**Task to complete**
Below are the records; reproduce all of them exactly but without any images.
________
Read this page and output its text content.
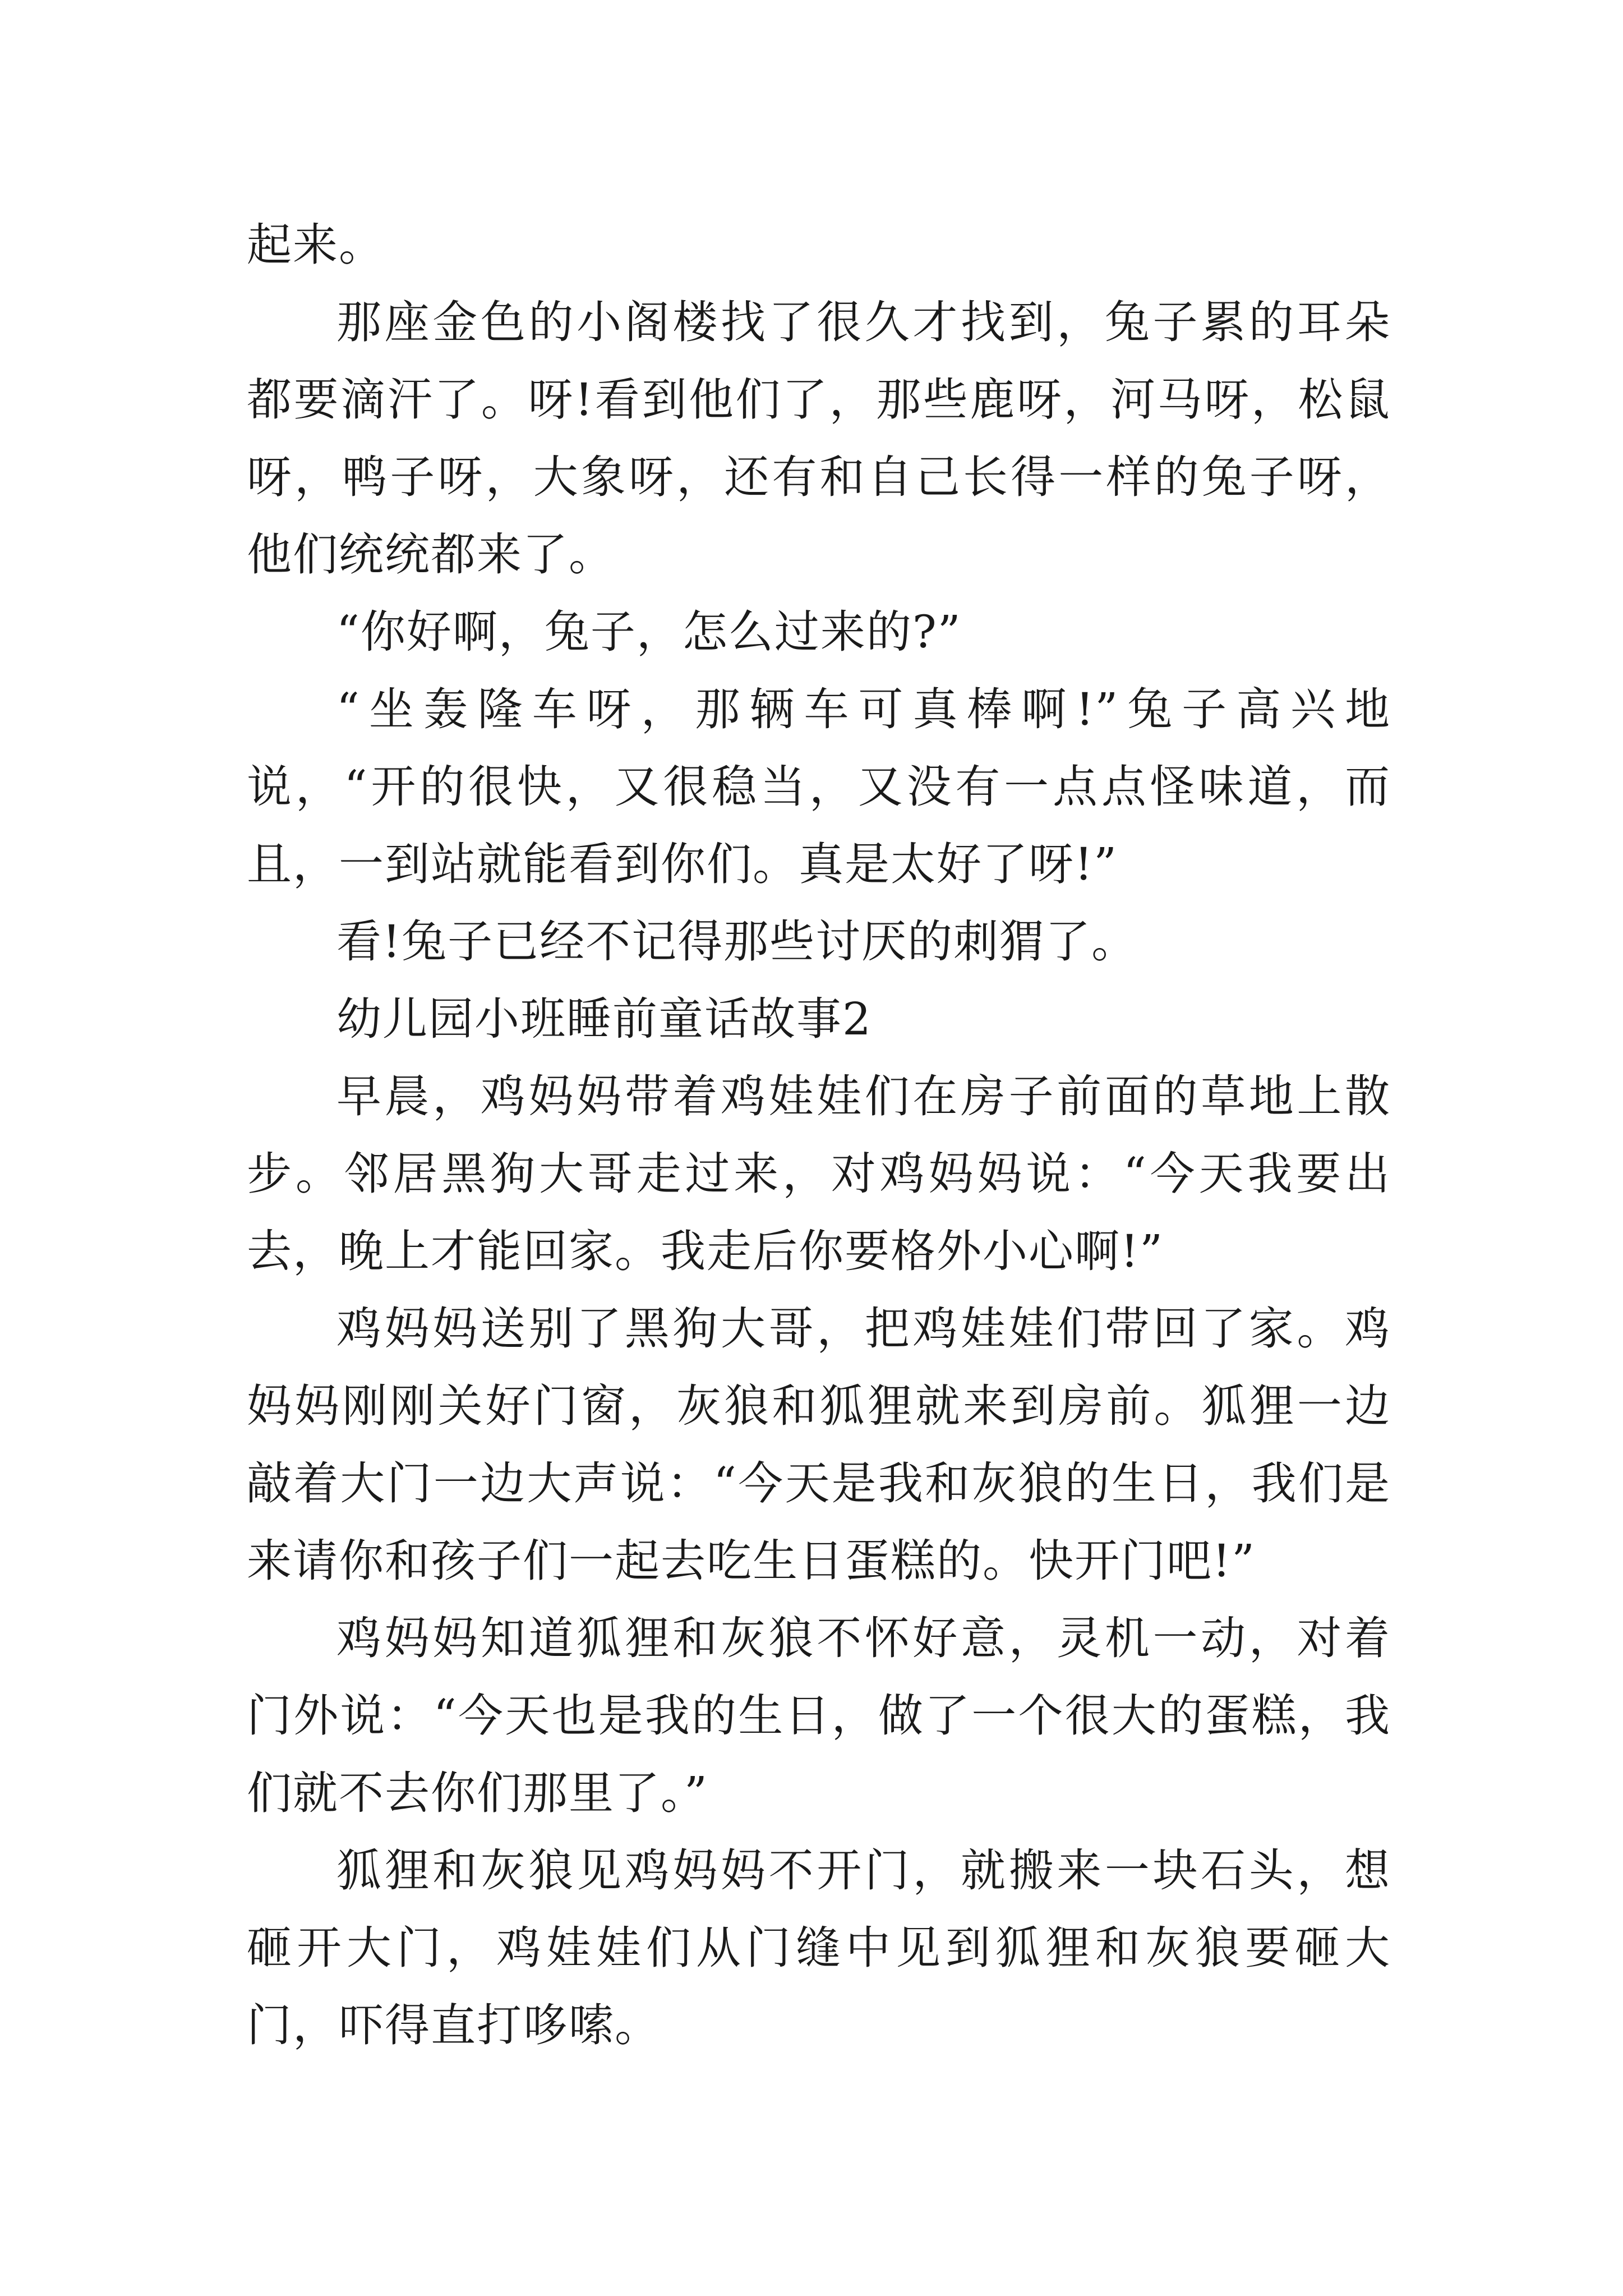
起来。

那座金色的小阁楼找了很久才找到，兔子累的耳朵都要滴汗了。呀!看到他们了，那些鹿呀，河马呀，松鼠呀，鸭子呀，大象呀，还有和自己长得一样的兔子呀，他们统统都来了。

“你好啊，兔子，怎么过来的?”

“坐轰隆车呀，那辆车可真棒啊!”兔子高兴地说，“开的很快，又很稳当，又没有一点点怪味道，而且，一到站就能看到你们。真是太好了呀!”

看!兔子已经不记得那些讨厌的刺猬了。

幼儿园小班睡前童话故事2

早晨，鸡妈妈带着鸡娃娃们在房子前面的草地上散步。邻居黑狗大哥走过来，对鸡妈妈说：“今天我要出去，晚上才能回家。我走后你要格外小心啊!”

鸡妈妈送别了黑狗大哥，把鸡娃娃们带回了家。鸡妈妈刚刚关好门窗，灰狼和狐狸就来到房前。狐狸一边敲着大门一边大声说：“今天是我和灰狼的生日，我们是来请你和孩子们一起去吃生日蛋糕的。快开门吧!”

鸡妈妈知道狐狸和灰狼不怀好意，灵机一动，对着门外说：“今天也是我的生日，做了一个很大的蛋糕，我们就不去你们那里了。”

狐狸和灰狼见鸡妈妈不开门，就搬来一块石头，想砸开大门，鸡娃娃们从门缝中见到狐狸和灰狼要砸大门，吓得直打哆嗦。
________
**Complete response**
Read this page and output its text content.
起来。

那座金色的小阁楼找了很久才找到，兔子累的耳朵都要滴汗了。呀!看到他们了，那些鹿呀，河马呀，松鼠呀，鸭子呀，大象呀，还有和自己长得一样的兔子呀，他们统统都来了。

“你好啊，兔子，怎么过来的?”

“坐轰隆车呀，那辆车可真棒啊!”兔子高兴地说，“开的很快，又很稳当，又没有一点点怪味道，而且，一到站就能看到你们。真是太好了呀!”

看!兔子已经不记得那些讨厌的刺猬了。

幼儿园小班睡前童话故事2

早晨，鸡妈妈带着鸡娃娃们在房子前面的草地上散步。邻居黑狗大哥走过来，对鸡妈妈说：“今天我要出去，晚上才能回家。我走后你要格外小心啊!”

鸡妈妈送别了黑狗大哥，把鸡娃娃们带回了家。鸡妈妈刚刚关好门窗，灰狼和狐狸就来到房前。狐狸一边敲着大门一边大声说：“今天是我和灰狼的生日，我们是来请你和孩子们一起去吃生日蛋糕的。快开门吧!”

鸡妈妈知道狐狸和灰狼不怀好意，灵机一动，对着门外说：“今天也是我的生日，做了一个很大的蛋糕，我们就不去你们那里了。”

狐狸和灰狼见鸡妈妈不开门，就搬来一块石头，想砸开大门，鸡娃娃们从门缝中见到狐狸和灰狼要砸大门，吓得直打哆嗦。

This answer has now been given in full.